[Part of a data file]
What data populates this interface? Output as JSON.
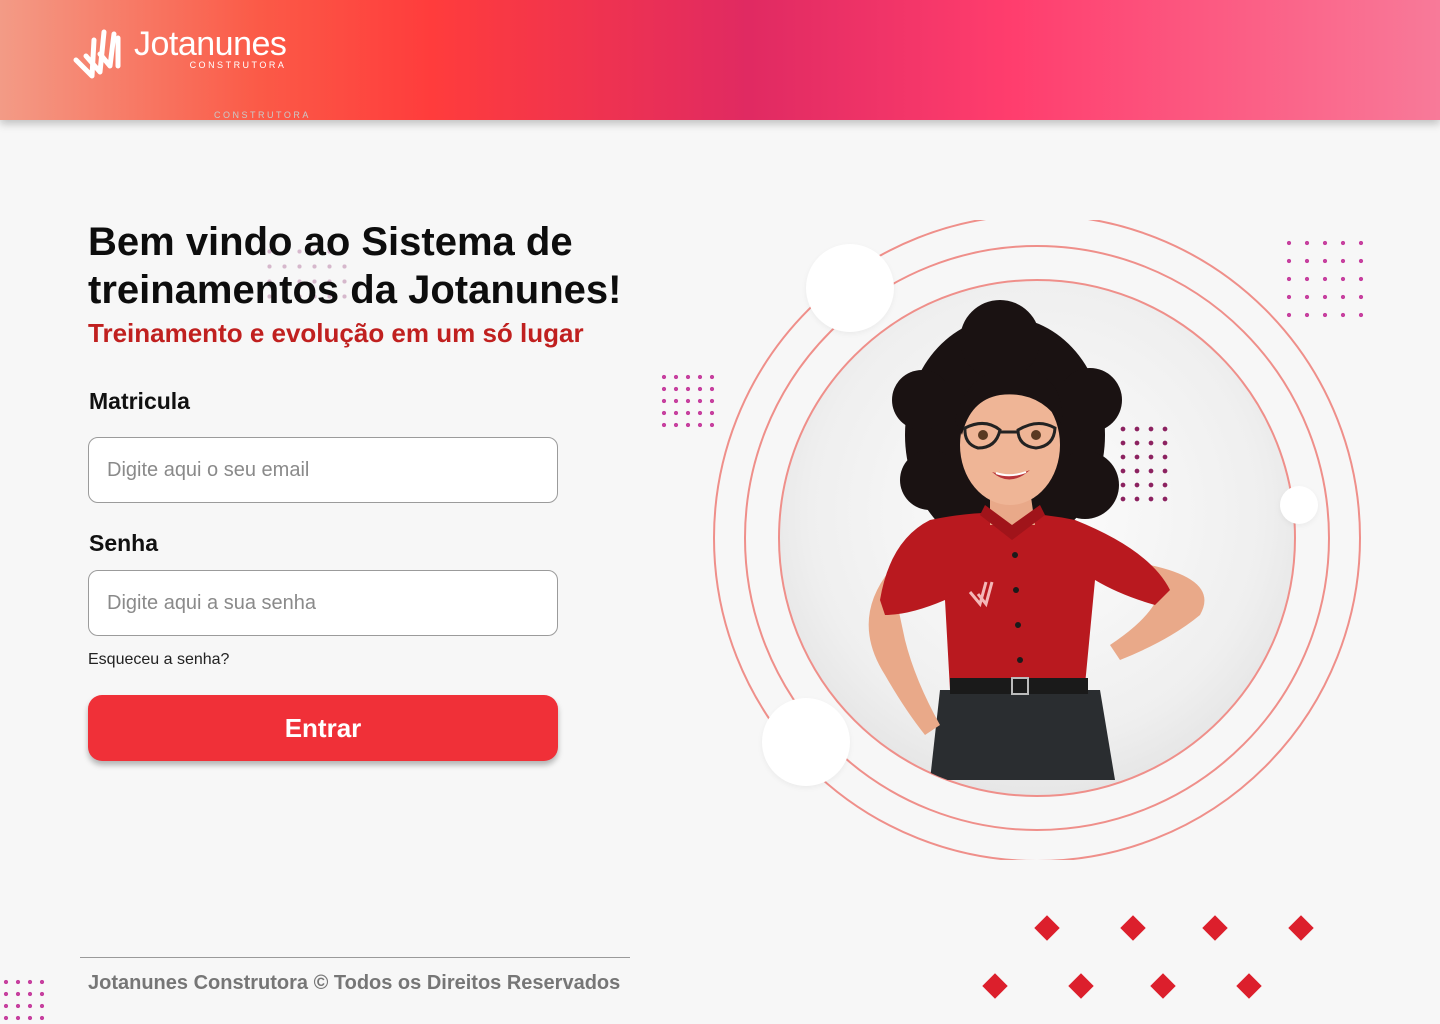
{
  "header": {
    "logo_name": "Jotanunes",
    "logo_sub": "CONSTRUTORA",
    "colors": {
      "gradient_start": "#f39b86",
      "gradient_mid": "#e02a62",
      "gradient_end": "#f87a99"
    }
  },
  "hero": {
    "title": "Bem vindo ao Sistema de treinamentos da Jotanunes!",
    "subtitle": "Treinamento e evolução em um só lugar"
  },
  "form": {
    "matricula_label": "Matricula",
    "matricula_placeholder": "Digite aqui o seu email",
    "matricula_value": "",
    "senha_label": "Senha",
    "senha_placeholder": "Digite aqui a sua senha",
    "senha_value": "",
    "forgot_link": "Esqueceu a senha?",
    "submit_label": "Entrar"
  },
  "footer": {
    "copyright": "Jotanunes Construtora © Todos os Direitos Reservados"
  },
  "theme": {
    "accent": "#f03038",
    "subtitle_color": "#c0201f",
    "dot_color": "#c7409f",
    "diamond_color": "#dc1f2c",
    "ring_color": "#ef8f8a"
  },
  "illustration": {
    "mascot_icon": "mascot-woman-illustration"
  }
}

==

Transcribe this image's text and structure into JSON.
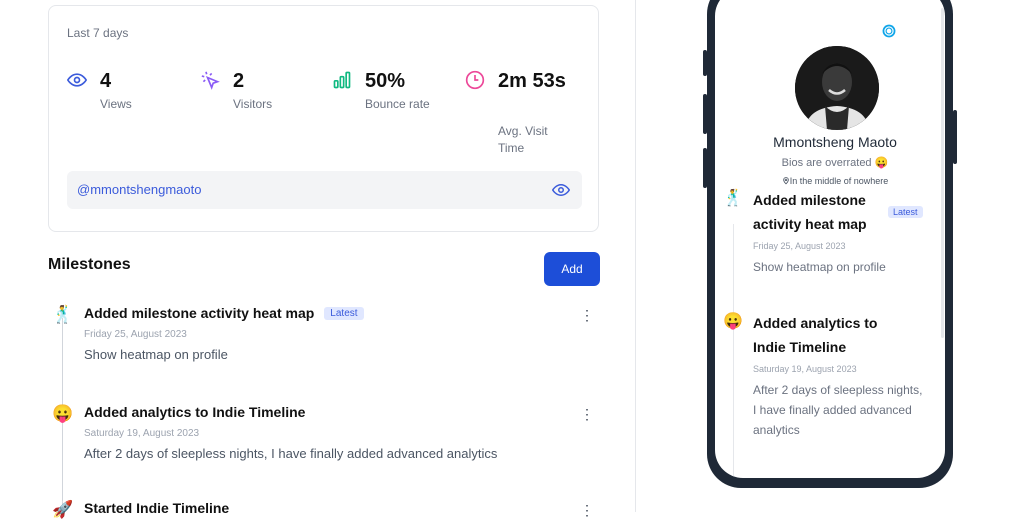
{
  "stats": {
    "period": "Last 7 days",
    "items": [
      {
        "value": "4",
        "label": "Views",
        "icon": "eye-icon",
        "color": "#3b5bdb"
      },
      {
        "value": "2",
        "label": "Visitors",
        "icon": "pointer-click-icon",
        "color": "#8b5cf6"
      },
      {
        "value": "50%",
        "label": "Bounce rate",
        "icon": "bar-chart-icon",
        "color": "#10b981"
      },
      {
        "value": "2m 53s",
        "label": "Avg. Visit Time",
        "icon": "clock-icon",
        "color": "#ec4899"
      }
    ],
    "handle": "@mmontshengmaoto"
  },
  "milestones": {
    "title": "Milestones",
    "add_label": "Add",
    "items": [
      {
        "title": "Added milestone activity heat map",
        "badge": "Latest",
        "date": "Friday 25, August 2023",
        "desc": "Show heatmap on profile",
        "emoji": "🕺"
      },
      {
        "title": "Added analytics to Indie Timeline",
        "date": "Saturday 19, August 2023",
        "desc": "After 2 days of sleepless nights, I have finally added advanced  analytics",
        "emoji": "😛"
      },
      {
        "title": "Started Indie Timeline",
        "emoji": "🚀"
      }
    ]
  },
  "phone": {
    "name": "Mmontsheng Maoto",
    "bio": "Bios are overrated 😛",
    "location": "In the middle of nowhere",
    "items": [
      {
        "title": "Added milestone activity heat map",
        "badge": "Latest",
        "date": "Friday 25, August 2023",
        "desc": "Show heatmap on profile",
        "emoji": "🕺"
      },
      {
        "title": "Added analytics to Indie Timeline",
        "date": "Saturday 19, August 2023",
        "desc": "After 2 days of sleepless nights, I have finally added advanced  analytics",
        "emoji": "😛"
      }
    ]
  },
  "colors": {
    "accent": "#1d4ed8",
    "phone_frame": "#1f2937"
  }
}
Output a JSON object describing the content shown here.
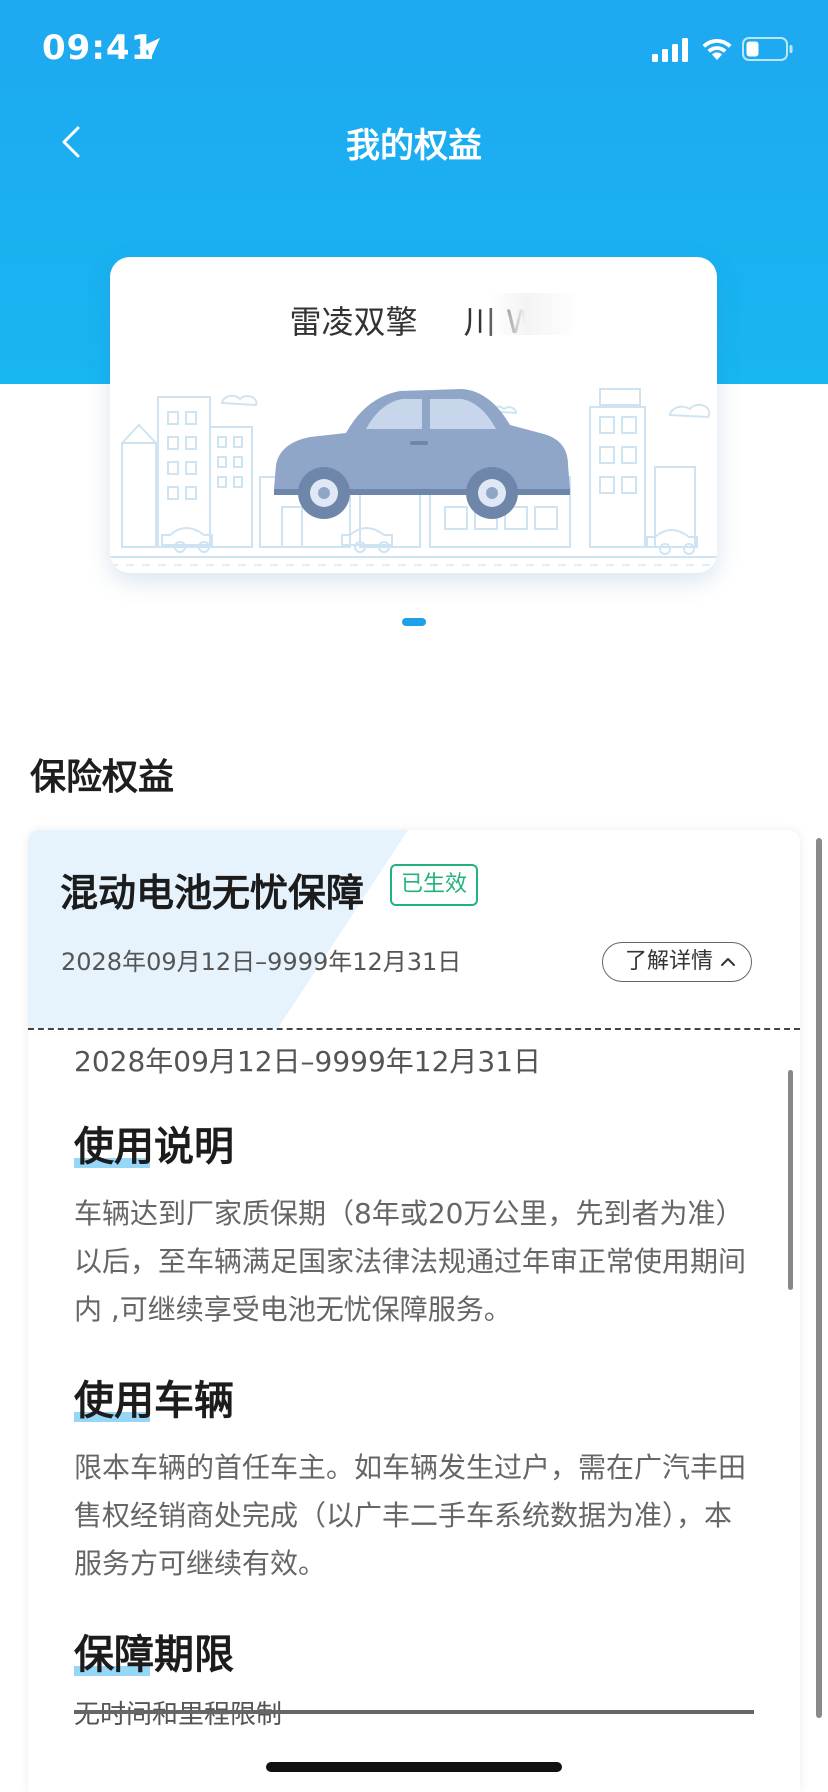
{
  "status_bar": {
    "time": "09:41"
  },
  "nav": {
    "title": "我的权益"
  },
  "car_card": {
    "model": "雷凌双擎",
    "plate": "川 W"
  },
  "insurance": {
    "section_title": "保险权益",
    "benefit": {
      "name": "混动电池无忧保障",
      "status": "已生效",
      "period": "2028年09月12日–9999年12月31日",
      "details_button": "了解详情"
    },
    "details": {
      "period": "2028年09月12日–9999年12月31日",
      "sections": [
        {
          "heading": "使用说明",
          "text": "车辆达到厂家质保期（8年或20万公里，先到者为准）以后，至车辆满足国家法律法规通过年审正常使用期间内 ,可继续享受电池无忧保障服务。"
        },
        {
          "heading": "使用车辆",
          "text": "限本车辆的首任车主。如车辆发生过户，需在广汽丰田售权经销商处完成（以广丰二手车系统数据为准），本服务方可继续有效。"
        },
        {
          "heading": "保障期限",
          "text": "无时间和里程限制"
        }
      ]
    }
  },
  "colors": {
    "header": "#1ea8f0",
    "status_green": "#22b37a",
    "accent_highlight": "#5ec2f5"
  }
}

TASK GOAL:
From the records given above, copy all lines containing "text".

ANSWER TO THE EXERCISE:
Transcribe this image's text and structure into JSON.
          "text": "车辆达到厂家质保期（8年或20万公里，先到者为准）以后，至车辆满足国家法律法规通过年审正常使用期间内 ,可继续享受电池无忧保障服务。"
          "text": "限本车辆的首任车主。如车辆发生过户，需在广汽丰田售权经销商处完成（以广丰二手车系统数据为准），本服务方可继续有效。"
          "text": "无时间和里程限制"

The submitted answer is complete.